• [PROBLEM STATEMENT]:
Give back the entire listing verbatim.

• [TASK INPUT]:
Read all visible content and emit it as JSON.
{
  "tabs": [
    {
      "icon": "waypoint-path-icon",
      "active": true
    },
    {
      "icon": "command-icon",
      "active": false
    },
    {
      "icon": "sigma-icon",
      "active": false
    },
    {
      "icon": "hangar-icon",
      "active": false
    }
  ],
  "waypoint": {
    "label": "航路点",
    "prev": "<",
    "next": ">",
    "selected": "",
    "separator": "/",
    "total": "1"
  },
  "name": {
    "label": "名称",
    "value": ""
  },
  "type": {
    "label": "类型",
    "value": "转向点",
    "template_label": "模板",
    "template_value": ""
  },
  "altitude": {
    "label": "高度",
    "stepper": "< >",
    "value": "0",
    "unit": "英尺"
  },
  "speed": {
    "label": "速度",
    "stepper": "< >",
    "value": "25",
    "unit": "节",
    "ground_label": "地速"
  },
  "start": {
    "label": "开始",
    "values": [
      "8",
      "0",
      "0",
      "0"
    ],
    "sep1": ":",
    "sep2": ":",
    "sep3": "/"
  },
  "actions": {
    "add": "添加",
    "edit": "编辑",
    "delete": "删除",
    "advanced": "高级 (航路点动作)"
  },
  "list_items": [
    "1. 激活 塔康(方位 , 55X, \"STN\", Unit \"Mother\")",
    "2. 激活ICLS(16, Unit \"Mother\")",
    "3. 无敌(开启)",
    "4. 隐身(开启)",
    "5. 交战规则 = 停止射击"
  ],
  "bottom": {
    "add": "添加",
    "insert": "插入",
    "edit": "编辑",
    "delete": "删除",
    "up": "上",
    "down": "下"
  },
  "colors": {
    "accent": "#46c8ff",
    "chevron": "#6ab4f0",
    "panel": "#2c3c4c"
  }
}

• [REPLY TO THE EXERCISE]:
Read all visible content and emit it as JSON.
{
  "tabs": [
    {
      "icon": "waypoint-path-icon",
      "active": true
    },
    {
      "icon": "command-icon",
      "active": false
    },
    {
      "icon": "sigma-icon",
      "active": false
    },
    {
      "icon": "hangar-icon",
      "active": false
    }
  ],
  "waypoint": {
    "label": "航路点",
    "prev": "<",
    "next": ">",
    "selected": "",
    "separator": "/",
    "total": "1"
  },
  "name": {
    "label": "名称",
    "value": ""
  },
  "type": {
    "label": "类型",
    "value": "转向点",
    "template_label": "模板",
    "template_value": ""
  },
  "altitude": {
    "label": "高度",
    "stepper": "< >",
    "value": "0",
    "unit": "英尺"
  },
  "speed": {
    "label": "速度",
    "stepper": "< >",
    "value": "25",
    "unit": "节",
    "ground_label": "地速"
  },
  "start": {
    "label": "开始",
    "values": [
      "8",
      "0",
      "0",
      "0"
    ],
    "sep1": ":",
    "sep2": ":",
    "sep3": "/"
  },
  "actions": {
    "add": "添加",
    "edit": "编辑",
    "delete": "删除",
    "advanced": "高级 (航路点动作)"
  },
  "list_items": [
    "1. 激活 塔康(方位 , 55X, \"STN\", Unit \"Mother\")",
    "2. 激活ICLS(16, Unit \"Mother\")",
    "3. 无敌(开启)",
    "4. 隐身(开启)",
    "5. 交战规则 = 停止射击"
  ],
  "bottom": {
    "add": "添加",
    "insert": "插入",
    "edit": "编辑",
    "delete": "删除",
    "up": "上",
    "down": "下"
  },
  "colors": {
    "accent": "#46c8ff",
    "chevron": "#6ab4f0",
    "panel": "#2c3c4c"
  }
}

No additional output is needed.